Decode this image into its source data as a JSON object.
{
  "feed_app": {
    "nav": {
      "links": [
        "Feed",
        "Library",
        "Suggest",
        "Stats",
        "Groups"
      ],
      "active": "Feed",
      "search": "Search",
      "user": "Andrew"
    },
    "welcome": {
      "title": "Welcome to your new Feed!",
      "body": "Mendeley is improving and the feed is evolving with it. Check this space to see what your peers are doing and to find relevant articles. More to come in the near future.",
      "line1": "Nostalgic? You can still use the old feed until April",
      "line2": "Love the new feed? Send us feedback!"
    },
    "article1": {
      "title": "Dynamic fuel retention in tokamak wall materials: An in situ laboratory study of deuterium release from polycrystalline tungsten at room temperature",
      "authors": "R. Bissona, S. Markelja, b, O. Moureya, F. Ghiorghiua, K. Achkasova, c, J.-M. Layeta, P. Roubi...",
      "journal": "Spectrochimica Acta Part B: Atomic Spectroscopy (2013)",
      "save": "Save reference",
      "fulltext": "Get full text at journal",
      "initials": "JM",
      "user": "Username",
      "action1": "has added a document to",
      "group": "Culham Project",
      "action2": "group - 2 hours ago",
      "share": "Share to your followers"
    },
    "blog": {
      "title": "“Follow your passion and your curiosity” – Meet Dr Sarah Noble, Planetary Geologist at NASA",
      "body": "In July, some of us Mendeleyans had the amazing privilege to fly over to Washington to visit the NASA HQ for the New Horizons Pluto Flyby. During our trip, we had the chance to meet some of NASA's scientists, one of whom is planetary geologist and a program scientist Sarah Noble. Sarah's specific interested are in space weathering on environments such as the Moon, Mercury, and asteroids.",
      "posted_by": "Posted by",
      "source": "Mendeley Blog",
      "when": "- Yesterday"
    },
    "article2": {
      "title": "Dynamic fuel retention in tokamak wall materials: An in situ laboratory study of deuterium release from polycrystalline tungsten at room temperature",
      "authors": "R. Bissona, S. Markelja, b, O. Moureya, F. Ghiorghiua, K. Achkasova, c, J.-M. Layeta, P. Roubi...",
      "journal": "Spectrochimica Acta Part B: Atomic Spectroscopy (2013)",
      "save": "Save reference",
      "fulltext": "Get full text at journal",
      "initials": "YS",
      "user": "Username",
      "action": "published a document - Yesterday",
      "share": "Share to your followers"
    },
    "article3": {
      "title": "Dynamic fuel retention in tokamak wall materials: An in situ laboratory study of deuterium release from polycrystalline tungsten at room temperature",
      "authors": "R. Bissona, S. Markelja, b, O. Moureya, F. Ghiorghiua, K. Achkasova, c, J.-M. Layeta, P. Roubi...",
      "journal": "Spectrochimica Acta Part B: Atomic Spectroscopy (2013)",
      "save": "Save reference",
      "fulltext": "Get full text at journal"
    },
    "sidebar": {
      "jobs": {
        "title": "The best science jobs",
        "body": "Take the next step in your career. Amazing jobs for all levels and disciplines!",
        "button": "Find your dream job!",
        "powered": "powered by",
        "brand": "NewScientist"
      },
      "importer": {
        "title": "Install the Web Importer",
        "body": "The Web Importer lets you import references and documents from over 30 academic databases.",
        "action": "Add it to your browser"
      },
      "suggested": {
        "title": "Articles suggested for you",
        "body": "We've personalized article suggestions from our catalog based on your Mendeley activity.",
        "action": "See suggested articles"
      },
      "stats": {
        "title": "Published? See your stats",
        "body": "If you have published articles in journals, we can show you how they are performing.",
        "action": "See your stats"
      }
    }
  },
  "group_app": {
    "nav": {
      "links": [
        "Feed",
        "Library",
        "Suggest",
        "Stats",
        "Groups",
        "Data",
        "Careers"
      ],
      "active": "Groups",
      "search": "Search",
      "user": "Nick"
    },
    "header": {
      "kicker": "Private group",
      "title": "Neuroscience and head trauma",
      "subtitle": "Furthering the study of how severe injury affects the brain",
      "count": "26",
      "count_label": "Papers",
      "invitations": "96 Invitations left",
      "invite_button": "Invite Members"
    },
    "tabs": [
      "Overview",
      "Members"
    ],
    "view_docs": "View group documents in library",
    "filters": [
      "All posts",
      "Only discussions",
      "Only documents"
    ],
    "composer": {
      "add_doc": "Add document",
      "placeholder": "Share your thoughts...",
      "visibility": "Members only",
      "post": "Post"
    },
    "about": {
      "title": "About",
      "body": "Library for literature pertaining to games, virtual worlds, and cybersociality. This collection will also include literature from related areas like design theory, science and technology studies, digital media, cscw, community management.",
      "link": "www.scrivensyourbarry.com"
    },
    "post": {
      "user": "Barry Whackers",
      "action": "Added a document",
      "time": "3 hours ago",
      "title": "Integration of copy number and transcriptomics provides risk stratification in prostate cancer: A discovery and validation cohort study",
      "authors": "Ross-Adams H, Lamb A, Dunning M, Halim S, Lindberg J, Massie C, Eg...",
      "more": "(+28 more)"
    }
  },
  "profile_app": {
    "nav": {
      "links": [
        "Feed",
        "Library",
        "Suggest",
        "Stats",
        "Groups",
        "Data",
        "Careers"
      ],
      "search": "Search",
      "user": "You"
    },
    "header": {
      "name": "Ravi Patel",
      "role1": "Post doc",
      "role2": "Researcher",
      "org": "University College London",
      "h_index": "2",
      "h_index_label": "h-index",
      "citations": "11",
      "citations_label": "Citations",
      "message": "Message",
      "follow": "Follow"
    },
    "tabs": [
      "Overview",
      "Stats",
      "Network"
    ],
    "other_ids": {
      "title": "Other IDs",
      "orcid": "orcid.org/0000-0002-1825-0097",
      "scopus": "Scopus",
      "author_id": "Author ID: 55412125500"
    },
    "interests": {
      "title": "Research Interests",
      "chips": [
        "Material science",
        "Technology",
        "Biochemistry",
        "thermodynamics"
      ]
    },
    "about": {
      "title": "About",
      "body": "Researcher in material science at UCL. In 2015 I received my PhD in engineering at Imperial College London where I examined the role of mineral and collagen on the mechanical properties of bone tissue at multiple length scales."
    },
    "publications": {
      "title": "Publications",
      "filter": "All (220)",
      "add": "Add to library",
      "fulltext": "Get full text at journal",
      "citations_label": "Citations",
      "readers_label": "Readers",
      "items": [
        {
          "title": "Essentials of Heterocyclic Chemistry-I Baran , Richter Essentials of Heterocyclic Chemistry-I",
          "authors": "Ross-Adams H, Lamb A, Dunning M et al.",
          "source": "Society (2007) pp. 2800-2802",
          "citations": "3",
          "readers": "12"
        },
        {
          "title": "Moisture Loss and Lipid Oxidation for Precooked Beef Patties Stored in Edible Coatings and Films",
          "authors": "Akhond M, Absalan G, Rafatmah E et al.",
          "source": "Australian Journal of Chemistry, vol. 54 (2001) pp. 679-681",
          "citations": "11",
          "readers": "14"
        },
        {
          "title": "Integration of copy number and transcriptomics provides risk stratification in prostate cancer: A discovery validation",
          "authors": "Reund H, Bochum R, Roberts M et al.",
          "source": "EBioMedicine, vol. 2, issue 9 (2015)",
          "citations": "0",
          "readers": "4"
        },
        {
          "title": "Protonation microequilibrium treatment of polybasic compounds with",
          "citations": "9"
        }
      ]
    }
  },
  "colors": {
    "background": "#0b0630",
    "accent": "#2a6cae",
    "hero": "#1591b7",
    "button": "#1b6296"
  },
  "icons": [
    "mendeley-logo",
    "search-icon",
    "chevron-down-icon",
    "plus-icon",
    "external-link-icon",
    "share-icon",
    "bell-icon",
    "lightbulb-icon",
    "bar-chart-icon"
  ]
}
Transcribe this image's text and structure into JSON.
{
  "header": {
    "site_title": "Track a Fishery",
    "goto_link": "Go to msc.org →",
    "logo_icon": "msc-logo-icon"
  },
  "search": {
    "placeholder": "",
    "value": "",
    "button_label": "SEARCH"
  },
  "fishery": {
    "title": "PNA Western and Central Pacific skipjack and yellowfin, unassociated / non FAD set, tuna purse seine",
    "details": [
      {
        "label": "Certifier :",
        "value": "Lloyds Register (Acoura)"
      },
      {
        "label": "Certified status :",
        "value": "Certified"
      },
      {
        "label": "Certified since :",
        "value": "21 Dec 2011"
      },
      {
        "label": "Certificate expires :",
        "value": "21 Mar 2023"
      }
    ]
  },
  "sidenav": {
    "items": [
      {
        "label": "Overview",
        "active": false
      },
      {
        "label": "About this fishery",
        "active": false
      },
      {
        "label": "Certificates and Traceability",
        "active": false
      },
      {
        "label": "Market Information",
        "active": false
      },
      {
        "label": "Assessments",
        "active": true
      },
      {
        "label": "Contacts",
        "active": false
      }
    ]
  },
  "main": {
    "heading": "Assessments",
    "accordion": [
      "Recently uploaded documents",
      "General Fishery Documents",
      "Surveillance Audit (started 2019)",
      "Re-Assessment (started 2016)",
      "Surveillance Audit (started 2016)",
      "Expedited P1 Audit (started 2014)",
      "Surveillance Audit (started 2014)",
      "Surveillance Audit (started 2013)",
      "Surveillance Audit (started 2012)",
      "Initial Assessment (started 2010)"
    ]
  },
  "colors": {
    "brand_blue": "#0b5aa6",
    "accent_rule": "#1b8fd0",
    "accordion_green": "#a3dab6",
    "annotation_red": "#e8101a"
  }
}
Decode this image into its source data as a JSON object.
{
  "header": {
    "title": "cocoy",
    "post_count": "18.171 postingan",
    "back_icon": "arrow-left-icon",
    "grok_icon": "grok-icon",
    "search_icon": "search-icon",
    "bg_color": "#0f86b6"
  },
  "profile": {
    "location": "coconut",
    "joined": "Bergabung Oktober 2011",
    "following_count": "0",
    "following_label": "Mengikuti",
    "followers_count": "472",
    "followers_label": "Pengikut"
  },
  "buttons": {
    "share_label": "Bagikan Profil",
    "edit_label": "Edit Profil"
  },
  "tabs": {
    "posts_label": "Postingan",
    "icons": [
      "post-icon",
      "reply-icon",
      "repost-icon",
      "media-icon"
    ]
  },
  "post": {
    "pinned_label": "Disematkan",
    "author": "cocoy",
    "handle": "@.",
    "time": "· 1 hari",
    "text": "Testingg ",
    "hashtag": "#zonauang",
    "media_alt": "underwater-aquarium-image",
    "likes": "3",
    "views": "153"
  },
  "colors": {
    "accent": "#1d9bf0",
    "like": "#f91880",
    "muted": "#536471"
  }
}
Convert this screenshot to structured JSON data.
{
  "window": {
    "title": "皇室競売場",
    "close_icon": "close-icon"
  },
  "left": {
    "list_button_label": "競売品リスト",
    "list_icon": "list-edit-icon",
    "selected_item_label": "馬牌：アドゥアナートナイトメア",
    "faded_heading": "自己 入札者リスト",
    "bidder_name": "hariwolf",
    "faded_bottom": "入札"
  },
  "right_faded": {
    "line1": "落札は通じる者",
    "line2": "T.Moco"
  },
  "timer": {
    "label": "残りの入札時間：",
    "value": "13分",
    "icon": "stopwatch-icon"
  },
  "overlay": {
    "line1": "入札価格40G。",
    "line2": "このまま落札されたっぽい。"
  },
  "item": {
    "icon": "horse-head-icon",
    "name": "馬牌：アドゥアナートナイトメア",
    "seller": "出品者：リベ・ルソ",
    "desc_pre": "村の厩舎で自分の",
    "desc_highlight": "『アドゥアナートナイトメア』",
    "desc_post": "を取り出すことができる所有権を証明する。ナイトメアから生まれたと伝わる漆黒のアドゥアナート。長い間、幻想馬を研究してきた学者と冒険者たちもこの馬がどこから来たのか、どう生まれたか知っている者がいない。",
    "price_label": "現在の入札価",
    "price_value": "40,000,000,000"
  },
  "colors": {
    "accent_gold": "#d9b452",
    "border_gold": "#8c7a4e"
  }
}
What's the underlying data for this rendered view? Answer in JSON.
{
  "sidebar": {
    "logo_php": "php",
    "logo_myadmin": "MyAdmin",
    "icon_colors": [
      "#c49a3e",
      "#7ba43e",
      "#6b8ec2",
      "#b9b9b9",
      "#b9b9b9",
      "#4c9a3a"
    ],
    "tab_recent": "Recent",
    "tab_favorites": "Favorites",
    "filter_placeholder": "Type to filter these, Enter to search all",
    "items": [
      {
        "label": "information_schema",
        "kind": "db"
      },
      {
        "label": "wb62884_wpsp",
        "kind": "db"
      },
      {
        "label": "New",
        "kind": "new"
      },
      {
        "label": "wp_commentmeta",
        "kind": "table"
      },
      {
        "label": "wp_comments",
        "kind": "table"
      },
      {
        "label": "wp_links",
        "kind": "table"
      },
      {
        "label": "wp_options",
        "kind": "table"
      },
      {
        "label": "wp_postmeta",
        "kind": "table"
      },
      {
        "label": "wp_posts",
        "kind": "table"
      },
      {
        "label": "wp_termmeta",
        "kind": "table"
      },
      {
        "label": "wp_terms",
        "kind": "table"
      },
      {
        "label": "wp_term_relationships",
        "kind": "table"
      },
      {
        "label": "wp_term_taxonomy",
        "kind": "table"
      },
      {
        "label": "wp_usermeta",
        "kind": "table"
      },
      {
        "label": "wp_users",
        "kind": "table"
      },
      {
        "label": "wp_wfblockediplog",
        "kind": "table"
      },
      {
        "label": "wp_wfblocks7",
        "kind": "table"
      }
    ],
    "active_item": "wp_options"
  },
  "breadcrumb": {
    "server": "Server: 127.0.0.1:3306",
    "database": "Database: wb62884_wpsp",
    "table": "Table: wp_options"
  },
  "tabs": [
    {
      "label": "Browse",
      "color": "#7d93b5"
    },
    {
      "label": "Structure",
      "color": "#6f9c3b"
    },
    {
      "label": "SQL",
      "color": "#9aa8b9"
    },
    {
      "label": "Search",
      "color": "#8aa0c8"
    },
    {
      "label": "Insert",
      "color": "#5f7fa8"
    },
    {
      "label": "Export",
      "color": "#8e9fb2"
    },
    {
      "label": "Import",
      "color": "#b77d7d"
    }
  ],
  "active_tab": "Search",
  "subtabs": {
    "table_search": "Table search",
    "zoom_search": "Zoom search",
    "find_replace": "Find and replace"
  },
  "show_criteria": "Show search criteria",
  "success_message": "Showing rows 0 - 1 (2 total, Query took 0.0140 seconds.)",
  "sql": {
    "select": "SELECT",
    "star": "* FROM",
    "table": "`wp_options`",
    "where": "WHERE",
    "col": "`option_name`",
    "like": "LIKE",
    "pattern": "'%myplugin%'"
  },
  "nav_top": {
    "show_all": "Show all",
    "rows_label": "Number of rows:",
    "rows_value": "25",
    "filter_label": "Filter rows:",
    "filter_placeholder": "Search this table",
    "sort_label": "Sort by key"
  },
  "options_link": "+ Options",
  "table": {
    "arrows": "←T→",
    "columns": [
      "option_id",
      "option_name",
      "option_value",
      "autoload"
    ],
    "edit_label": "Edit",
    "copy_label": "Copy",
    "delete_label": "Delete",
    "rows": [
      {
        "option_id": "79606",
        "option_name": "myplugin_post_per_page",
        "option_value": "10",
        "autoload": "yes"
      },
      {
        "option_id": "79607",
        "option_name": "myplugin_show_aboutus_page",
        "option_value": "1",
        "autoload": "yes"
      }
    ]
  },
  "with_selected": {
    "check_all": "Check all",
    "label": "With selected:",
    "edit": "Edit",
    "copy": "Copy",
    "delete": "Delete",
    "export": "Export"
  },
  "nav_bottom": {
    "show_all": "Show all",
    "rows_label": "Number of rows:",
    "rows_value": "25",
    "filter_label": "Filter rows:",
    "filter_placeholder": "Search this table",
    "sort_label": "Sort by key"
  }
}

==========

* _GIVEN EXERCISE_:
Write down every line of the data above that includes the string "source".

* _WRITTEN RESPONSE_:
Decode this image into its source data as a JSON object.
      "source": "Mendeley Blog",
          "source": "Society (2007) pp. 2800-2802",
          "source": "Australian Journal of Chemistry, vol. 54 (2001) pp. 679-681",
          "source": "EBioMedicine, vol. 2, issue 9 (2015)",
Decode this image into its source data as a JSON object.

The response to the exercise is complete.